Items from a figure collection
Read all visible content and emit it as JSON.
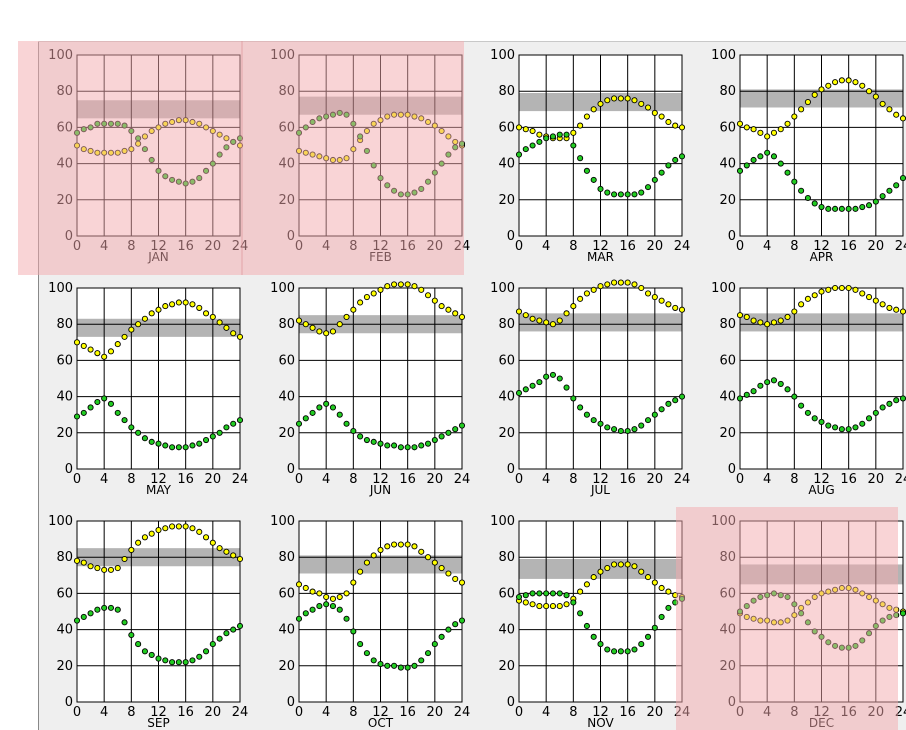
{
  "x_ticks": [
    "0",
    "4",
    "8",
    "12",
    "16",
    "20",
    "24"
  ],
  "y_ticks": [
    "0",
    "20",
    "40",
    "60",
    "80",
    "100"
  ],
  "colors": {
    "panel_background": "#efefef",
    "highlight": "#f4a9ad",
    "comfort_band": "#b4b4b4",
    "temperature_dot": "#ffff00",
    "humidity_dot": "#22cc22",
    "dot_outline": "#000000"
  },
  "chart_data": [
    {
      "type": "scatter",
      "month": "JAN",
      "highlighted": true,
      "xlim": [
        0,
        24
      ],
      "ylim": [
        0,
        100
      ],
      "grid": true,
      "band": [
        65,
        75
      ],
      "series": [
        {
          "color": "#ffff00",
          "values": [
            50,
            48,
            47,
            46,
            46,
            46,
            46,
            47,
            48,
            51,
            55,
            58,
            60,
            62,
            63,
            64,
            64,
            63,
            62,
            60,
            58,
            56,
            54,
            52,
            50
          ]
        },
        {
          "color": "#22cc22",
          "values": [
            57,
            59,
            60,
            62,
            62,
            62,
            62,
            61,
            58,
            54,
            48,
            42,
            36,
            33,
            31,
            30,
            29,
            30,
            32,
            36,
            40,
            45,
            49,
            52,
            54
          ]
        }
      ]
    },
    {
      "type": "scatter",
      "month": "FEB",
      "highlighted": true,
      "xlim": [
        0,
        24
      ],
      "ylim": [
        0,
        100
      ],
      "grid": true,
      "band": [
        67,
        77
      ],
      "series": [
        {
          "color": "#ffff00",
          "values": [
            47,
            46,
            45,
            44,
            43,
            42,
            42,
            43,
            48,
            53,
            58,
            62,
            64,
            66,
            67,
            67,
            67,
            66,
            65,
            63,
            61,
            58,
            55,
            52,
            50
          ]
        },
        {
          "color": "#22cc22",
          "values": [
            57,
            60,
            63,
            65,
            66,
            67,
            68,
            67,
            62,
            55,
            47,
            39,
            32,
            28,
            25,
            23,
            23,
            24,
            26,
            30,
            35,
            40,
            45,
            49,
            51
          ]
        }
      ]
    },
    {
      "type": "scatter",
      "month": "MAR",
      "highlighted": false,
      "xlim": [
        0,
        24
      ],
      "ylim": [
        0,
        100
      ],
      "grid": true,
      "band": [
        69,
        79
      ],
      "series": [
        {
          "color": "#ffff00",
          "values": [
            60,
            59,
            58,
            56,
            55,
            54,
            54,
            54,
            57,
            61,
            66,
            70,
            73,
            75,
            76,
            76,
            76,
            75,
            73,
            71,
            68,
            66,
            63,
            61,
            60
          ]
        },
        {
          "color": "#22cc22",
          "values": [
            45,
            48,
            50,
            52,
            54,
            55,
            56,
            56,
            50,
            43,
            36,
            31,
            26,
            24,
            23,
            23,
            23,
            23,
            24,
            27,
            31,
            35,
            39,
            42,
            44
          ]
        }
      ]
    },
    {
      "type": "scatter",
      "month": "APR",
      "highlighted": false,
      "xlim": [
        0,
        24
      ],
      "ylim": [
        0,
        100
      ],
      "grid": true,
      "band": [
        71,
        81
      ],
      "series": [
        {
          "color": "#ffff00",
          "values": [
            62,
            60,
            59,
            57,
            55,
            57,
            59,
            62,
            66,
            70,
            74,
            78,
            81,
            83,
            85,
            86,
            86,
            85,
            83,
            80,
            77,
            73,
            70,
            67,
            65
          ]
        },
        {
          "color": "#22cc22",
          "values": [
            36,
            39,
            42,
            44,
            46,
            44,
            40,
            35,
            30,
            25,
            21,
            18,
            16,
            15,
            15,
            15,
            15,
            15,
            16,
            17,
            19,
            22,
            25,
            28,
            32
          ]
        }
      ]
    },
    {
      "type": "scatter",
      "month": "MAY",
      "highlighted": false,
      "xlim": [
        0,
        24
      ],
      "ylim": [
        0,
        100
      ],
      "grid": true,
      "band": [
        73,
        83
      ],
      "series": [
        {
          "color": "#ffff00",
          "values": [
            70,
            68,
            66,
            64,
            62,
            65,
            69,
            73,
            77,
            80,
            83,
            86,
            88,
            90,
            91,
            92,
            92,
            91,
            89,
            86,
            84,
            81,
            78,
            75,
            73
          ]
        },
        {
          "color": "#22cc22",
          "values": [
            29,
            31,
            34,
            37,
            39,
            36,
            31,
            27,
            23,
            20,
            17,
            15,
            14,
            13,
            12,
            12,
            12,
            13,
            14,
            16,
            18,
            20,
            23,
            25,
            27
          ]
        }
      ]
    },
    {
      "type": "scatter",
      "month": "JUN",
      "highlighted": false,
      "xlim": [
        0,
        24
      ],
      "ylim": [
        0,
        100
      ],
      "grid": true,
      "band": [
        75,
        85
      ],
      "series": [
        {
          "color": "#ffff00",
          "values": [
            82,
            80,
            78,
            76,
            75,
            76,
            80,
            84,
            88,
            92,
            95,
            97,
            99,
            101,
            102,
            102,
            102,
            101,
            99,
            96,
            93,
            90,
            88,
            86,
            84
          ]
        },
        {
          "color": "#22cc22",
          "values": [
            25,
            28,
            31,
            34,
            36,
            34,
            30,
            25,
            21,
            18,
            16,
            15,
            14,
            13,
            13,
            12,
            12,
            12,
            13,
            14,
            16,
            18,
            20,
            22,
            24
          ]
        }
      ]
    },
    {
      "type": "scatter",
      "month": "JUL",
      "highlighted": false,
      "xlim": [
        0,
        24
      ],
      "ylim": [
        0,
        100
      ],
      "grid": true,
      "band": [
        76,
        86
      ],
      "series": [
        {
          "color": "#ffff00",
          "values": [
            87,
            85,
            83,
            82,
            81,
            80,
            82,
            86,
            90,
            94,
            97,
            99,
            101,
            102,
            103,
            103,
            103,
            102,
            100,
            97,
            95,
            93,
            91,
            89,
            88
          ]
        },
        {
          "color": "#22cc22",
          "values": [
            42,
            44,
            46,
            48,
            51,
            52,
            50,
            45,
            39,
            34,
            30,
            27,
            25,
            23,
            22,
            21,
            21,
            22,
            24,
            27,
            30,
            33,
            36,
            38,
            40
          ]
        }
      ]
    },
    {
      "type": "scatter",
      "month": "AUG",
      "highlighted": false,
      "xlim": [
        0,
        24
      ],
      "ylim": [
        0,
        100
      ],
      "grid": true,
      "band": [
        76,
        86
      ],
      "series": [
        {
          "color": "#ffff00",
          "values": [
            85,
            84,
            82,
            81,
            80,
            81,
            82,
            84,
            87,
            91,
            94,
            96,
            98,
            99,
            100,
            100,
            100,
            99,
            97,
            95,
            93,
            91,
            89,
            88,
            87
          ]
        },
        {
          "color": "#22cc22",
          "values": [
            39,
            41,
            43,
            46,
            48,
            49,
            47,
            44,
            40,
            35,
            31,
            28,
            26,
            24,
            23,
            22,
            22,
            23,
            25,
            28,
            31,
            34,
            36,
            38,
            39
          ]
        }
      ]
    },
    {
      "type": "scatter",
      "month": "SEP",
      "highlighted": false,
      "xlim": [
        0,
        24
      ],
      "ylim": [
        0,
        100
      ],
      "grid": true,
      "band": [
        75,
        85
      ],
      "series": [
        {
          "color": "#ffff00",
          "values": [
            78,
            77,
            75,
            74,
            73,
            73,
            74,
            79,
            84,
            88,
            91,
            93,
            95,
            96,
            97,
            97,
            97,
            96,
            94,
            91,
            88,
            85,
            83,
            81,
            79
          ]
        },
        {
          "color": "#22cc22",
          "values": [
            45,
            47,
            49,
            51,
            52,
            52,
            51,
            44,
            37,
            32,
            28,
            26,
            24,
            23,
            22,
            22,
            22,
            23,
            25,
            28,
            32,
            35,
            38,
            40,
            42
          ]
        }
      ]
    },
    {
      "type": "scatter",
      "month": "OCT",
      "highlighted": false,
      "xlim": [
        0,
        24
      ],
      "ylim": [
        0,
        100
      ],
      "grid": true,
      "band": [
        71,
        81
      ],
      "series": [
        {
          "color": "#ffff00",
          "values": [
            65,
            63,
            61,
            60,
            58,
            57,
            58,
            60,
            66,
            72,
            77,
            81,
            84,
            86,
            87,
            87,
            87,
            86,
            83,
            80,
            77,
            74,
            71,
            68,
            66
          ]
        },
        {
          "color": "#22cc22",
          "values": [
            46,
            49,
            51,
            53,
            54,
            53,
            51,
            46,
            39,
            32,
            27,
            23,
            21,
            20,
            20,
            19,
            19,
            20,
            23,
            27,
            32,
            36,
            40,
            43,
            45
          ]
        }
      ]
    },
    {
      "type": "scatter",
      "month": "NOV",
      "highlighted": false,
      "xlim": [
        0,
        24
      ],
      "ylim": [
        0,
        100
      ],
      "grid": true,
      "band": [
        68,
        79
      ],
      "series": [
        {
          "color": "#ffff00",
          "values": [
            56,
            55,
            54,
            53,
            53,
            53,
            53,
            54,
            57,
            61,
            65,
            69,
            72,
            74,
            76,
            76,
            76,
            75,
            72,
            69,
            66,
            63,
            61,
            59,
            58
          ]
        },
        {
          "color": "#22cc22",
          "values": [
            58,
            59,
            60,
            60,
            60,
            60,
            60,
            59,
            55,
            49,
            42,
            36,
            32,
            29,
            28,
            28,
            28,
            29,
            32,
            36,
            41,
            47,
            52,
            55,
            57
          ]
        }
      ]
    },
    {
      "type": "scatter",
      "month": "DEC",
      "highlighted": true,
      "xlim": [
        0,
        24
      ],
      "ylim": [
        0,
        100
      ],
      "grid": true,
      "band": [
        65,
        76
      ],
      "series": [
        {
          "color": "#ffff00",
          "values": [
            49,
            47,
            46,
            45,
            45,
            44,
            44,
            45,
            48,
            52,
            55,
            58,
            60,
            61,
            62,
            63,
            63,
            62,
            60,
            58,
            56,
            54,
            52,
            51,
            50
          ]
        },
        {
          "color": "#22cc22",
          "values": [
            50,
            53,
            56,
            58,
            59,
            60,
            59,
            58,
            54,
            49,
            44,
            39,
            36,
            33,
            31,
            30,
            30,
            31,
            34,
            38,
            42,
            45,
            47,
            48,
            49
          ]
        }
      ]
    }
  ]
}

▶ _INSTRUCTIONS FOR THE TASK_
Pick out the lines above containing the word "month", then copy them.

▶ _THE SOLUTION_
      "month": "JAN",
      "month": "FEB",
      "month": "MAR",
      "month": "APR",
      "month": "MAY",
      "month": "JUN",
      "month": "JUL",
      "month": "AUG",
      "month": "SEP",
      "month": "OCT",
      "month": "NOV",
      "month": "DEC",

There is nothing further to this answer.